> **To do**
Single out the lines that include the word "this". Copy them.

> **Supplied data**
####

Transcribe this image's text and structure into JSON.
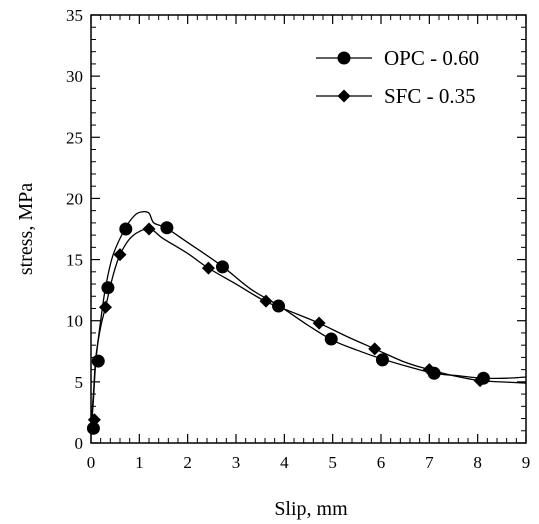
{
  "chart_data": {
    "type": "line",
    "xlabel": "Slip, mm",
    "ylabel": "stress, MPa",
    "xlim": [
      0,
      9
    ],
    "ylim": [
      0,
      35
    ],
    "x_ticks": [
      0,
      1,
      2,
      3,
      4,
      5,
      6,
      7,
      8,
      9
    ],
    "y_ticks": [
      0,
      5,
      10,
      15,
      20,
      25,
      30,
      35
    ],
    "grid": false,
    "legend_position": "top-right",
    "series": [
      {
        "name": "OPC - 0.60",
        "marker": "circle",
        "color": "#000000",
        "curve": [
          [
            0,
            1.0
          ],
          [
            0.05,
            3.5
          ],
          [
            0.1,
            6.7
          ],
          [
            0.2,
            10.0
          ],
          [
            0.3,
            12.7
          ],
          [
            0.45,
            15.3
          ],
          [
            0.7,
            17.5
          ],
          [
            0.9,
            18.6
          ],
          [
            1.05,
            18.9
          ],
          [
            1.2,
            18.8
          ],
          [
            1.3,
            18.0
          ],
          [
            1.55,
            17.6
          ],
          [
            2.0,
            16.4
          ],
          [
            2.7,
            14.5
          ],
          [
            3.3,
            12.6
          ],
          [
            3.9,
            11.2
          ],
          [
            4.5,
            9.6
          ],
          [
            5.0,
            8.4
          ],
          [
            5.5,
            7.6
          ],
          [
            6.0,
            6.9
          ],
          [
            6.6,
            6.2
          ],
          [
            7.1,
            5.7
          ],
          [
            7.6,
            5.5
          ],
          [
            8.1,
            5.3
          ],
          [
            8.6,
            5.3
          ],
          [
            9.0,
            5.4
          ]
        ],
        "points": [
          [
            0.05,
            1.2
          ],
          [
            0.15,
            6.7
          ],
          [
            0.35,
            12.7
          ],
          [
            0.72,
            17.5
          ],
          [
            1.57,
            17.6
          ],
          [
            2.72,
            14.4
          ],
          [
            3.88,
            11.2
          ],
          [
            4.97,
            8.5
          ],
          [
            6.03,
            6.8
          ],
          [
            7.1,
            5.7
          ],
          [
            8.12,
            5.3
          ]
        ]
      },
      {
        "name": "SFC - 0.35",
        "marker": "diamond",
        "color": "#000000",
        "curve": [
          [
            0,
            1.5
          ],
          [
            0.05,
            4.0
          ],
          [
            0.1,
            7.0
          ],
          [
            0.2,
            9.5
          ],
          [
            0.3,
            11.1
          ],
          [
            0.45,
            13.6
          ],
          [
            0.6,
            15.4
          ],
          [
            0.85,
            16.9
          ],
          [
            1.2,
            17.5
          ],
          [
            1.5,
            16.7
          ],
          [
            2.0,
            15.5
          ],
          [
            2.43,
            14.3
          ],
          [
            3.0,
            13.0
          ],
          [
            3.6,
            11.6
          ],
          [
            4.1,
            10.8
          ],
          [
            4.72,
            9.8
          ],
          [
            5.3,
            8.7
          ],
          [
            5.87,
            7.7
          ],
          [
            6.5,
            6.6
          ],
          [
            7.0,
            6.0
          ],
          [
            7.5,
            5.5
          ],
          [
            8.05,
            5.1
          ],
          [
            8.5,
            5.0
          ],
          [
            9.0,
            4.9
          ]
        ],
        "points": [
          [
            0.07,
            1.9
          ],
          [
            0.3,
            11.1
          ],
          [
            0.6,
            15.4
          ],
          [
            1.2,
            17.5
          ],
          [
            2.43,
            14.3
          ],
          [
            3.62,
            11.6
          ],
          [
            4.72,
            9.8
          ],
          [
            5.87,
            7.7
          ],
          [
            7.0,
            6.0
          ],
          [
            8.05,
            5.1
          ]
        ]
      }
    ]
  }
}
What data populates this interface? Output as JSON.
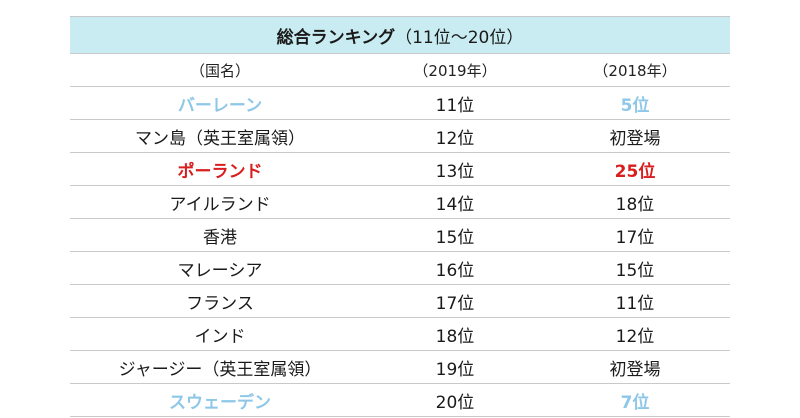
{
  "table": {
    "title_main": "総合ランキング",
    "title_sub": "（11位～20位）",
    "headers": {
      "country": "（国名）",
      "y2019": "（2019年）",
      "y2018": "（2018年）"
    },
    "rows": [
      {
        "country": "バーレーン",
        "y2019": "11位",
        "y2018": "5位",
        "style": "blue"
      },
      {
        "country": "マン島（英王室属領）",
        "y2019": "12位",
        "y2018": "初登場",
        "style": "normal"
      },
      {
        "country": "ポーランド",
        "y2019": "13位",
        "y2018": "25位",
        "style": "red"
      },
      {
        "country": "アイルランド",
        "y2019": "14位",
        "y2018": "18位",
        "style": "normal"
      },
      {
        "country": "香港",
        "y2019": "15位",
        "y2018": "17位",
        "style": "normal"
      },
      {
        "country": "マレーシア",
        "y2019": "16位",
        "y2018": "15位",
        "style": "normal"
      },
      {
        "country": "フランス",
        "y2019": "17位",
        "y2018": "11位",
        "style": "normal"
      },
      {
        "country": "インド",
        "y2019": "18位",
        "y2018": "12位",
        "style": "normal"
      },
      {
        "country": "ジャージー（英王室属領）",
        "y2019": "19位",
        "y2018": "初登場",
        "style": "normal"
      },
      {
        "country": "スウェーデン",
        "y2019": "20位",
        "y2018": "7位",
        "style": "blue"
      }
    ]
  },
  "colors": {
    "title_background": "#c9ecf2",
    "highlight_blue": "#8ec7e8",
    "highlight_red": "#d81e1e",
    "rule": "#c9c9c9"
  }
}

####

> **Result**
Transcribe this image's text and structure into JSON.
What data populates this interface? Output as JSON.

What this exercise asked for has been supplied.